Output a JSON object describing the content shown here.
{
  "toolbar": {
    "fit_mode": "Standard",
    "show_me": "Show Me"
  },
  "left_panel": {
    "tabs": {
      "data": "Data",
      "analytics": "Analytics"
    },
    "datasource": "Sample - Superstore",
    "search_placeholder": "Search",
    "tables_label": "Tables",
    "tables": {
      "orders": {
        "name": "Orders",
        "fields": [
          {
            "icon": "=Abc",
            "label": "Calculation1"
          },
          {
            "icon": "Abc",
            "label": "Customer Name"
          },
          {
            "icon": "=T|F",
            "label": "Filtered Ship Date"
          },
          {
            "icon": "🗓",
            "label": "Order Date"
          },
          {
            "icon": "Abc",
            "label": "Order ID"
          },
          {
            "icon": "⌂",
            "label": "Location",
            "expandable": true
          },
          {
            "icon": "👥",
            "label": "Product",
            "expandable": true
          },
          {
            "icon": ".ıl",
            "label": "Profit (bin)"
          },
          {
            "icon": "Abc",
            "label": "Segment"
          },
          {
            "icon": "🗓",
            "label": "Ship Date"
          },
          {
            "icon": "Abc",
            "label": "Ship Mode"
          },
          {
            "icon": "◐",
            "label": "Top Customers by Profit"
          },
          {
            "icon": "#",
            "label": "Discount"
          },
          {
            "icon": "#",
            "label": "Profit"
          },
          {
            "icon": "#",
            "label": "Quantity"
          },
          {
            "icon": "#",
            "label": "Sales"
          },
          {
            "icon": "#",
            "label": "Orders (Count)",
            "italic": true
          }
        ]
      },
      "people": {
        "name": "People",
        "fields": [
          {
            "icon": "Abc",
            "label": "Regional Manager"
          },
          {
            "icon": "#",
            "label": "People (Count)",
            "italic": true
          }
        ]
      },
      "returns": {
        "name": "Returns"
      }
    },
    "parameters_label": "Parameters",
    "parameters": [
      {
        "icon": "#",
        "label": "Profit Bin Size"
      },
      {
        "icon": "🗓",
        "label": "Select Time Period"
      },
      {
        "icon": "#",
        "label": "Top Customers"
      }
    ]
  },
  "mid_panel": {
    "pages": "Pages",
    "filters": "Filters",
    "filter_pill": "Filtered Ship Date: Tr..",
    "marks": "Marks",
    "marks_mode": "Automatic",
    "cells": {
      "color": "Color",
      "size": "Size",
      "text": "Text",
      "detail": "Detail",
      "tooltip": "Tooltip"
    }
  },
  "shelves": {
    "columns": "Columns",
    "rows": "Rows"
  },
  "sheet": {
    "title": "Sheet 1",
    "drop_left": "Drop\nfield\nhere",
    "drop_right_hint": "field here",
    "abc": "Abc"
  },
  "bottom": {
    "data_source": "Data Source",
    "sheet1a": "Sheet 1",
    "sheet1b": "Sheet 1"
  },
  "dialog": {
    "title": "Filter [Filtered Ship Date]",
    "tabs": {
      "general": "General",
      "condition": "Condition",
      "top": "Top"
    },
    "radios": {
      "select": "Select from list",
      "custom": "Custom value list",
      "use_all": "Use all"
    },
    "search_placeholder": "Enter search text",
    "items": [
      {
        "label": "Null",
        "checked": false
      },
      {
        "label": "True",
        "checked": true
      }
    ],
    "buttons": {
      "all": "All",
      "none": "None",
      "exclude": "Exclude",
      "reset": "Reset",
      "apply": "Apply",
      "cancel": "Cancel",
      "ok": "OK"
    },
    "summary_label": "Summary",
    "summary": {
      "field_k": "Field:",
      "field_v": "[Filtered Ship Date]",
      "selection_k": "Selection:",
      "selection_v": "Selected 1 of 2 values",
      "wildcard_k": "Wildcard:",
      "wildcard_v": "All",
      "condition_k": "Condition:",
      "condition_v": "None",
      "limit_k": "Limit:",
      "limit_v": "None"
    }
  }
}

##############################

Every entry needs to be retyped exactly.

→ **Written response**
Output a JSON object describing the content shown here.
{
  "toolbar": {
    "fit_mode": "Standard",
    "show_me": "Show Me"
  },
  "left_panel": {
    "tabs": {
      "data": "Data",
      "analytics": "Analytics"
    },
    "datasource": "Sample - Superstore",
    "search_placeholder": "Search",
    "tables_label": "Tables",
    "tables": {
      "orders": {
        "name": "Orders",
        "fields": [
          {
            "icon": "=Abc",
            "label": "Calculation1"
          },
          {
            "icon": "Abc",
            "label": "Customer Name"
          },
          {
            "icon": "=T|F",
            "label": "Filtered Ship Date"
          },
          {
            "icon": "🗓",
            "label": "Order Date"
          },
          {
            "icon": "Abc",
            "label": "Order ID"
          },
          {
            "icon": "⌂",
            "label": "Location",
            "expandable": true
          },
          {
            "icon": "👥",
            "label": "Product",
            "expandable": true
          },
          {
            "icon": ".ıl",
            "label": "Profit (bin)"
          },
          {
            "icon": "Abc",
            "label": "Segment"
          },
          {
            "icon": "🗓",
            "label": "Ship Date"
          },
          {
            "icon": "Abc",
            "label": "Ship Mode"
          },
          {
            "icon": "◐",
            "label": "Top Customers by Profit"
          },
          {
            "icon": "#",
            "label": "Discount"
          },
          {
            "icon": "#",
            "label": "Profit"
          },
          {
            "icon": "#",
            "label": "Quantity"
          },
          {
            "icon": "#",
            "label": "Sales"
          },
          {
            "icon": "#",
            "label": "Orders (Count)",
            "italic": true
          }
        ]
      },
      "people": {
        "name": "People",
        "fields": [
          {
            "icon": "Abc",
            "label": "Regional Manager"
          },
          {
            "icon": "#",
            "label": "People (Count)",
            "italic": true
          }
        ]
      },
      "returns": {
        "name": "Returns"
      }
    },
    "parameters_label": "Parameters",
    "parameters": [
      {
        "icon": "#",
        "label": "Profit Bin Size"
      },
      {
        "icon": "🗓",
        "label": "Select Time Period"
      },
      {
        "icon": "#",
        "label": "Top Customers"
      }
    ]
  },
  "mid_panel": {
    "pages": "Pages",
    "filters": "Filters",
    "filter_pill": "Filtered Ship Date: Tr..",
    "marks": "Marks",
    "marks_mode": "Automatic",
    "cells": {
      "color": "Color",
      "size": "Size",
      "text": "Text",
      "detail": "Detail",
      "tooltip": "Tooltip"
    }
  },
  "shelves": {
    "columns": "Columns",
    "rows": "Rows"
  },
  "sheet": {
    "title": "Sheet 1",
    "drop_left": "Drop\nfield\nhere",
    "drop_right_hint": "field here",
    "abc": "Abc"
  },
  "bottom": {
    "data_source": "Data Source",
    "sheet1a": "Sheet 1",
    "sheet1b": "Sheet 1"
  },
  "dialog": {
    "title": "Filter [Filtered Ship Date]",
    "tabs": {
      "general": "General",
      "condition": "Condition",
      "top": "Top"
    },
    "radios": {
      "select": "Select from list",
      "custom": "Custom value list",
      "use_all": "Use all"
    },
    "search_placeholder": "Enter search text",
    "items": [
      {
        "label": "Null",
        "checked": false
      },
      {
        "label": "True",
        "checked": true
      }
    ],
    "buttons": {
      "all": "All",
      "none": "None",
      "exclude": "Exclude",
      "reset": "Reset",
      "apply": "Apply",
      "cancel": "Cancel",
      "ok": "OK"
    },
    "summary_label": "Summary",
    "summary": {
      "field_k": "Field:",
      "field_v": "[Filtered Ship Date]",
      "selection_k": "Selection:",
      "selection_v": "Selected 1 of 2 values",
      "wildcard_k": "Wildcard:",
      "wildcard_v": "All",
      "condition_k": "Condition:",
      "condition_v": "None",
      "limit_k": "Limit:",
      "limit_v": "None"
    }
  }
}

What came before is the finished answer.